## The request
Leave out any picture and return the remaining listing below exactly as given.

## Exercise material
↓↓↓
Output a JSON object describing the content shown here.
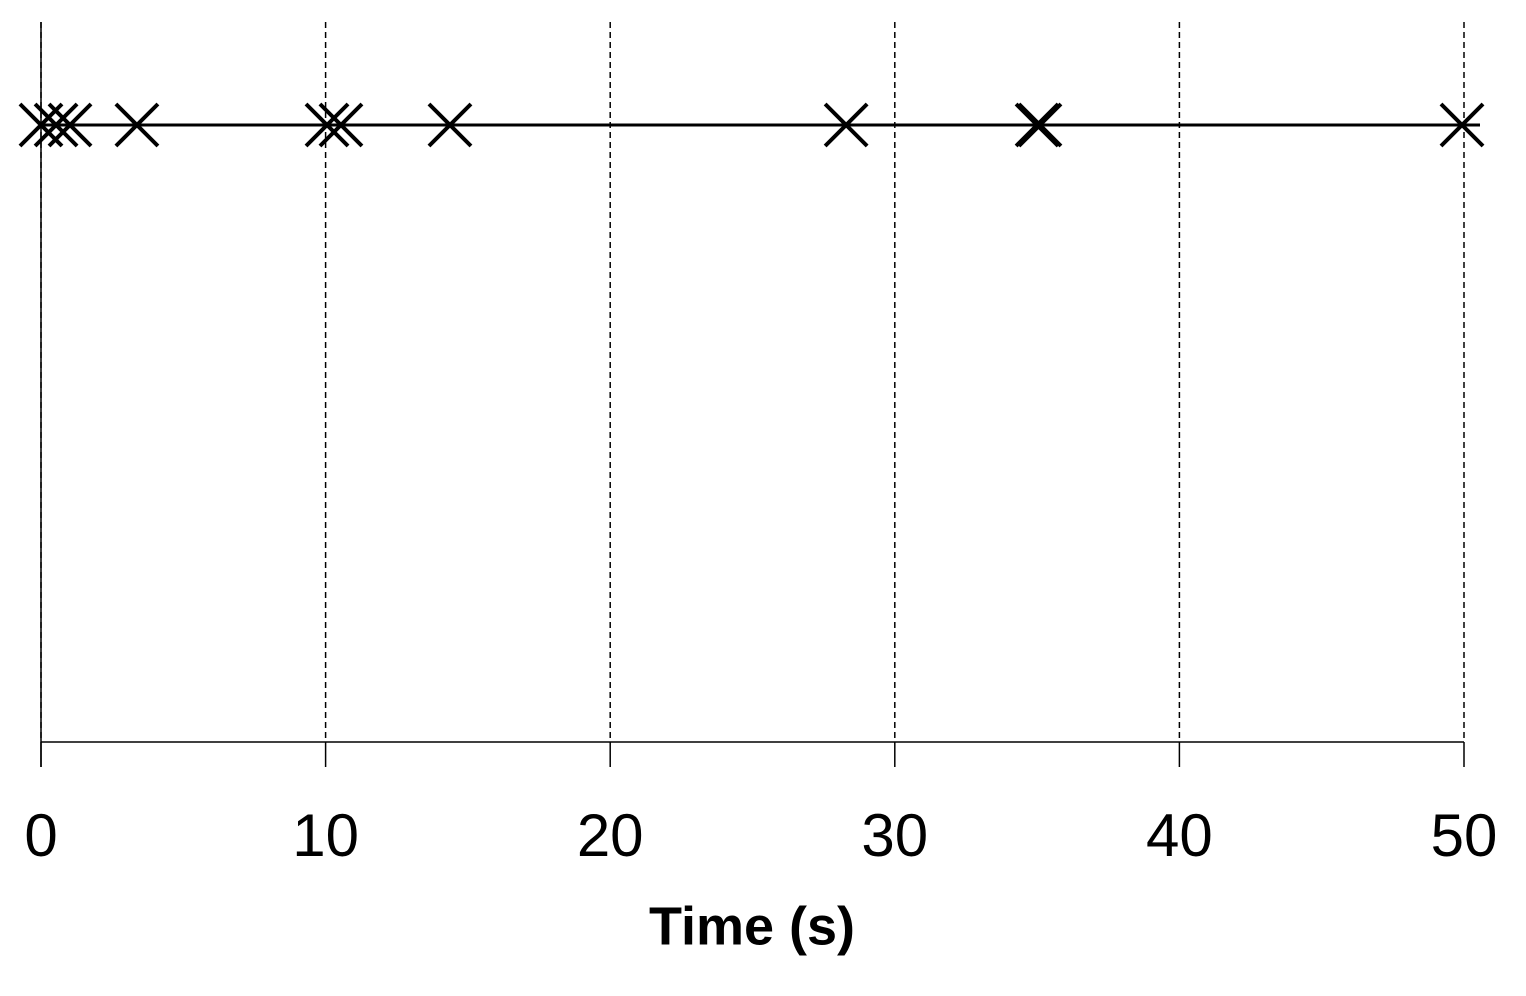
{
  "chart_data": {
    "type": "event-strip",
    "x_label": "Time (s)",
    "values": [
      0,
      0.53,
      1.02,
      3.37,
      10.05,
      10.54,
      14.37,
      28.29,
      35.0,
      35.1,
      49.93
    ],
    "color": "#000000",
    "xlim": [
      0,
      50
    ],
    "xticks": [
      0,
      10,
      20,
      30,
      40,
      50
    ],
    "grid": true
  }
}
↑↑↑
## Exercise response
Output a JSON object describing the content shown here.
{
  "chart_data": {
    "type": "event-strip",
    "x_label": "Time (s)",
    "values": [
      0,
      0.53,
      1.02,
      3.37,
      10.05,
      10.54,
      14.37,
      28.29,
      35.0,
      35.1,
      49.93
    ],
    "color": "#000000",
    "xlim": [
      0,
      50
    ],
    "xticks": [
      0,
      10,
      20,
      30,
      40,
      50
    ],
    "grid": true
  }
}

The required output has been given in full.